■ DATA SUPPLIED

- - -

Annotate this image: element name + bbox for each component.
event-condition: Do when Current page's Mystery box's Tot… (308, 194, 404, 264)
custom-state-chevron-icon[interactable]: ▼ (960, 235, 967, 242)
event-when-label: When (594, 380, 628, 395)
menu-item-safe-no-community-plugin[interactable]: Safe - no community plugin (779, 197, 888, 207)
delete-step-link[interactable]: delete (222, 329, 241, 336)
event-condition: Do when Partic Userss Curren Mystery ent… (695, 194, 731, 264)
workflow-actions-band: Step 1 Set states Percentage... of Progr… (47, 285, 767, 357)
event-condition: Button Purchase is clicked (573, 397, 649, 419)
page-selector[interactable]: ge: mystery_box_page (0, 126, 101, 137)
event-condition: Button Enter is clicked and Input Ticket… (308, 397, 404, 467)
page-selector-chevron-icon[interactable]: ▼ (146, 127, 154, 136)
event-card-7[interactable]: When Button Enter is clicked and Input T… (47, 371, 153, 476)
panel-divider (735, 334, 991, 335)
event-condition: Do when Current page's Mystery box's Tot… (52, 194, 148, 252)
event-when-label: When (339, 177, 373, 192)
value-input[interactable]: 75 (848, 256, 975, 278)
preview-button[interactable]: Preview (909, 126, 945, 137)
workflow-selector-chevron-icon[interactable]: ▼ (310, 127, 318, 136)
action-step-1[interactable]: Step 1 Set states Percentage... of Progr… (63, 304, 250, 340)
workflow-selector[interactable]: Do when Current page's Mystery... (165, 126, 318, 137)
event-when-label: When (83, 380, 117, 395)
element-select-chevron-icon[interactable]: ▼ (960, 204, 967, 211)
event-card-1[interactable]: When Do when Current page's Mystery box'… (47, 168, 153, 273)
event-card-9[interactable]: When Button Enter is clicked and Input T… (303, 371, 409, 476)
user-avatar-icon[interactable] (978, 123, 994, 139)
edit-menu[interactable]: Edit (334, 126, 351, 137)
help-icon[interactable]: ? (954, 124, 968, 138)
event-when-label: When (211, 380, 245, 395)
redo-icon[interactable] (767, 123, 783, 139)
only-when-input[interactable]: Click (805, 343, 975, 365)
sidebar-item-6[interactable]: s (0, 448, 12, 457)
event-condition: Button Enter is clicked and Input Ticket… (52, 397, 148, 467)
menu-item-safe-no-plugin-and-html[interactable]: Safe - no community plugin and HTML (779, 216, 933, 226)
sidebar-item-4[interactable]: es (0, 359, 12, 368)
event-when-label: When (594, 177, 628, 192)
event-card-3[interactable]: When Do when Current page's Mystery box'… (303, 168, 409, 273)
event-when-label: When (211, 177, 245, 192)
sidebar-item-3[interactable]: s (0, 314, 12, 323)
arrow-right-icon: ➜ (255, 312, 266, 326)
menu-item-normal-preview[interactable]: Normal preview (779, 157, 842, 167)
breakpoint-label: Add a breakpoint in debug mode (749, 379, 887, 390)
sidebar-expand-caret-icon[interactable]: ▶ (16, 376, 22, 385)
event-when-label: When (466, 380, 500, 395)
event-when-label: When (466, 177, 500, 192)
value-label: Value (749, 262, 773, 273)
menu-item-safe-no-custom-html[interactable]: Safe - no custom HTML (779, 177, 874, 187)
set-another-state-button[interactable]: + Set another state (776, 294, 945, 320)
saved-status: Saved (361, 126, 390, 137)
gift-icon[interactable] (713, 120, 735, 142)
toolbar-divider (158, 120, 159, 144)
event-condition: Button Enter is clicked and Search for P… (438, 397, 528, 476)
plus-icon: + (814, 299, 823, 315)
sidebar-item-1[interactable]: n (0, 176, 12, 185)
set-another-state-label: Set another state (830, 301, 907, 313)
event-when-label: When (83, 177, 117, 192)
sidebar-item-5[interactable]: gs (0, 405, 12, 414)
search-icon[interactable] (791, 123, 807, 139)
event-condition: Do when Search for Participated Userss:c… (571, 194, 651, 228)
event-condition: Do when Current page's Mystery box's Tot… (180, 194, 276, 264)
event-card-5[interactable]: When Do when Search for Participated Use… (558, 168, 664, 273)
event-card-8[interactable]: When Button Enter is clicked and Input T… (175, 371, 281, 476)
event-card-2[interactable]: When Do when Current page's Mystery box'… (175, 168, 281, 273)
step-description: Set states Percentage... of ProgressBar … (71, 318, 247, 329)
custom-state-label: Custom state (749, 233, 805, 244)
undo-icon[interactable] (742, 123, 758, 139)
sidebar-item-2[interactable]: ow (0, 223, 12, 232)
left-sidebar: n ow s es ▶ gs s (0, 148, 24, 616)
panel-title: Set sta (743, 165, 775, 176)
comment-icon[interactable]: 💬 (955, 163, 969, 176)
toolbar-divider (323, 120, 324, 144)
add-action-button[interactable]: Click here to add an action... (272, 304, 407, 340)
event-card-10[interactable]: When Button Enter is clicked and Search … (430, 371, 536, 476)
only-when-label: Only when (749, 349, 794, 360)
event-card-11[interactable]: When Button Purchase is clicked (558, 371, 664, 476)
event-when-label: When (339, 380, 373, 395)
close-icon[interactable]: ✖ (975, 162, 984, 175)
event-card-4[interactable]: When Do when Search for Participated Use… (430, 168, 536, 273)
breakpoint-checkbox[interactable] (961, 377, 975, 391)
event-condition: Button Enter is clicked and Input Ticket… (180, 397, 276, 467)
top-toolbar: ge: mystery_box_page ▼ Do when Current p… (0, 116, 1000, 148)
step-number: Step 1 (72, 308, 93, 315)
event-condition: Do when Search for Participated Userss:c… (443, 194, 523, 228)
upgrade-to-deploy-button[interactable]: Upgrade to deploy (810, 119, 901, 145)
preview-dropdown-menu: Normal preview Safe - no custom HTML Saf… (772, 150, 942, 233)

- - -

■ EXERCISE OBJECTIVE
Could you repeat every line of the records above word for word, changing nothing?

■ ANSWER TO THE TASK
Annotate this image: element name + bbox for each component.
event-condition: Do when Current page's Mystery box's Tot… (308, 194, 404, 264)
custom-state-chevron-icon[interactable]: ▼ (960, 235, 967, 242)
event-when-label: When (594, 380, 628, 395)
menu-item-safe-no-community-plugin[interactable]: Safe - no community plugin (779, 197, 888, 207)
delete-step-link[interactable]: delete (222, 329, 241, 336)
event-condition: Do when Partic Userss Curren Mystery ent… (695, 194, 731, 264)
workflow-actions-band: Step 1 Set states Percentage... of Progr… (47, 285, 767, 357)
event-condition: Button Purchase is clicked (573, 397, 649, 419)
page-selector[interactable]: ge: mystery_box_page (0, 126, 101, 137)
event-condition: Button Enter is clicked and Input Ticket… (308, 397, 404, 467)
page-selector-chevron-icon[interactable]: ▼ (146, 127, 154, 136)
event-card-7[interactable]: When Button Enter is clicked and Input T… (47, 371, 153, 476)
panel-divider (735, 334, 991, 335)
event-condition: Do when Current page's Mystery box's Tot… (52, 194, 148, 252)
event-when-label: When (339, 177, 373, 192)
value-input[interactable]: 75 (848, 256, 975, 278)
preview-button[interactable]: Preview (909, 126, 945, 137)
workflow-selector-chevron-icon[interactable]: ▼ (310, 127, 318, 136)
action-step-1[interactable]: Step 1 Set states Percentage... of Progr… (63, 304, 250, 340)
workflow-selector[interactable]: Do when Current page's Mystery... (165, 126, 318, 137)
event-when-label: When (83, 380, 117, 395)
element-select-chevron-icon[interactable]: ▼ (960, 204, 967, 211)
event-card-1[interactable]: When Do when Current page's Mystery box'… (47, 168, 153, 273)
event-card-9[interactable]: When Button Enter is clicked and Input T… (303, 371, 409, 476)
user-avatar-icon[interactable] (978, 123, 994, 139)
edit-menu[interactable]: Edit (334, 126, 351, 137)
help-icon[interactable]: ? (954, 124, 968, 138)
event-when-label: When (211, 380, 245, 395)
redo-icon[interactable] (767, 123, 783, 139)
only-when-input[interactable]: Click (805, 343, 975, 365)
sidebar-item-6[interactable]: s (0, 448, 12, 457)
event-condition: Button Enter is clicked and Input Ticket… (52, 397, 148, 467)
menu-item-safe-no-plugin-and-html[interactable]: Safe - no community plugin and HTML (779, 216, 933, 226)
sidebar-item-4[interactable]: es (0, 359, 12, 368)
event-when-label: When (594, 177, 628, 192)
event-card-3[interactable]: When Do when Current page's Mystery box'… (303, 168, 409, 273)
event-when-label: When (211, 177, 245, 192)
sidebar-item-3[interactable]: s (0, 314, 12, 323)
arrow-right-icon: ➜ (255, 312, 266, 326)
menu-item-normal-preview[interactable]: Normal preview (779, 157, 842, 167)
breakpoint-label: Add a breakpoint in debug mode (749, 379, 887, 390)
sidebar-expand-caret-icon[interactable]: ▶ (16, 376, 22, 385)
event-when-label: When (466, 380, 500, 395)
event-when-label: When (466, 177, 500, 192)
value-label: Value (749, 262, 773, 273)
menu-item-safe-no-custom-html[interactable]: Safe - no custom HTML (779, 177, 874, 187)
set-another-state-button[interactable]: + Set another state (776, 294, 945, 320)
saved-status: Saved (361, 126, 390, 137)
gift-icon[interactable] (713, 120, 735, 142)
toolbar-divider (158, 120, 159, 144)
event-condition: Button Enter is clicked and Search for P… (438, 397, 528, 476)
plus-icon: + (814, 299, 823, 315)
sidebar-item-1[interactable]: n (0, 176, 12, 185)
set-another-state-label: Set another state (830, 301, 907, 313)
event-when-label: When (83, 177, 117, 192)
sidebar-item-5[interactable]: gs (0, 405, 12, 414)
search-icon[interactable] (791, 123, 807, 139)
event-condition: Do when Search for Participated Userss:c… (571, 194, 651, 228)
event-condition: Do when Current page's Mystery box's Tot… (180, 194, 276, 264)
event-card-5[interactable]: When Do when Search for Participated Use… (558, 168, 664, 273)
event-card-8[interactable]: When Button Enter is clicked and Input T… (175, 371, 281, 476)
event-card-2[interactable]: When Do when Current page's Mystery box'… (175, 168, 281, 273)
step-description: Set states Percentage... of ProgressBar … (71, 318, 247, 329)
custom-state-label: Custom state (749, 233, 805, 244)
undo-icon[interactable] (742, 123, 758, 139)
sidebar-item-2[interactable]: ow (0, 223, 12, 232)
left-sidebar: n ow s es ▶ gs s (0, 148, 24, 616)
panel-title: Set sta (743, 165, 775, 176)
comment-icon[interactable]: 💬 (955, 163, 969, 176)
toolbar-divider (323, 120, 324, 144)
add-action-button[interactable]: Click here to add an action... (272, 304, 407, 340)
event-card-10[interactable]: When Button Enter is clicked and Search … (430, 371, 536, 476)
only-when-label: Only when (749, 349, 794, 360)
event-card-11[interactable]: When Button Purchase is clicked (558, 371, 664, 476)
event-when-label: When (339, 380, 373, 395)
close-icon[interactable]: ✖ (975, 162, 984, 175)
event-card-4[interactable]: When Do when Search for Participated Use… (430, 168, 536, 273)
breakpoint-checkbox[interactable] (961, 377, 975, 391)
event-condition: Button Enter is clicked and Input Ticket… (180, 397, 276, 467)
top-toolbar: ge: mystery_box_page ▼ Do when Current p… (0, 116, 1000, 148)
step-number: Step 1 (72, 308, 93, 315)
event-condition: Do when Search for Participated Userss:c… (443, 194, 523, 228)
upgrade-to-deploy-button[interactable]: Upgrade to deploy (810, 119, 901, 145)
preview-dropdown-menu: Normal preview Safe - no custom HTML Saf… (772, 150, 942, 233)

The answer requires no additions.